## SHORT PROBLEM
Transcribe the whole listing without a single picture.

## Begin

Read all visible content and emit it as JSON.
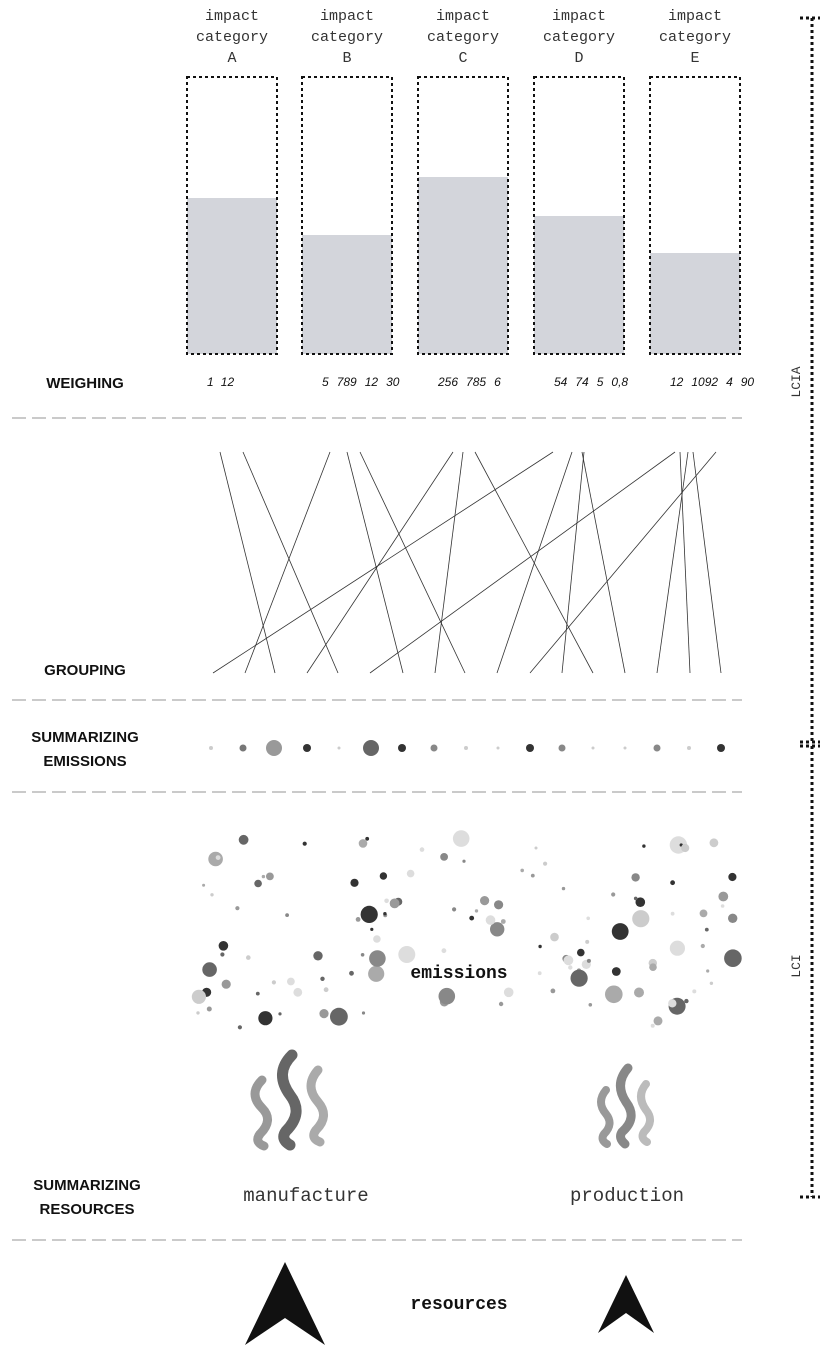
{
  "categories": [
    {
      "label": [
        "impact",
        "category",
        "A"
      ],
      "weights": [
        "1",
        "12"
      ]
    },
    {
      "label": [
        "impact",
        "category",
        "B"
      ],
      "weights": [
        "5",
        "789",
        "12",
        "30"
      ]
    },
    {
      "label": [
        "impact",
        "category",
        "C"
      ],
      "weights": [
        "256",
        "785",
        "6"
      ]
    },
    {
      "label": [
        "impact",
        "category",
        "D"
      ],
      "weights": [
        "54",
        "74",
        "5",
        "0,8"
      ]
    },
    {
      "label": [
        "impact",
        "category",
        "E"
      ],
      "weights": [
        "12",
        "1092",
        "4",
        "90"
      ]
    }
  ],
  "steps": {
    "weighing": "WEIGHING",
    "grouping": "GROUPING",
    "summarizing_emissions": [
      "SUMMARIZING",
      "EMISSIONS"
    ],
    "summarizing_resources": [
      "SUMMARIZING",
      "RESOURCES"
    ]
  },
  "emissions": "emissions",
  "sources": [
    "manufacture",
    "production"
  ],
  "resources": "resources",
  "phases": {
    "lcia": "LCIA",
    "lci": "LCI"
  }
}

## End

## SOLVED EXERCISE
Read all visible content and emit it as JSON.
{
  "categories": [
    {
      "label": [
        "impact",
        "category",
        "A"
      ],
      "weights": [
        "1",
        "12"
      ]
    },
    {
      "label": [
        "impact",
        "category",
        "B"
      ],
      "weights": [
        "5",
        "789",
        "12",
        "30"
      ]
    },
    {
      "label": [
        "impact",
        "category",
        "C"
      ],
      "weights": [
        "256",
        "785",
        "6"
      ]
    },
    {
      "label": [
        "impact",
        "category",
        "D"
      ],
      "weights": [
        "54",
        "74",
        "5",
        "0,8"
      ]
    },
    {
      "label": [
        "impact",
        "category",
        "E"
      ],
      "weights": [
        "12",
        "1092",
        "4",
        "90"
      ]
    }
  ],
  "steps": {
    "weighing": "WEIGHING",
    "grouping": "GROUPING",
    "summarizing_emissions": [
      "SUMMARIZING",
      "EMISSIONS"
    ],
    "summarizing_resources": [
      "SUMMARIZING",
      "RESOURCES"
    ]
  },
  "emissions": "emissions",
  "sources": [
    "manufacture",
    "production"
  ],
  "resources": "resources",
  "phases": {
    "lcia": "LCIA",
    "lci": "LCI"
  }
}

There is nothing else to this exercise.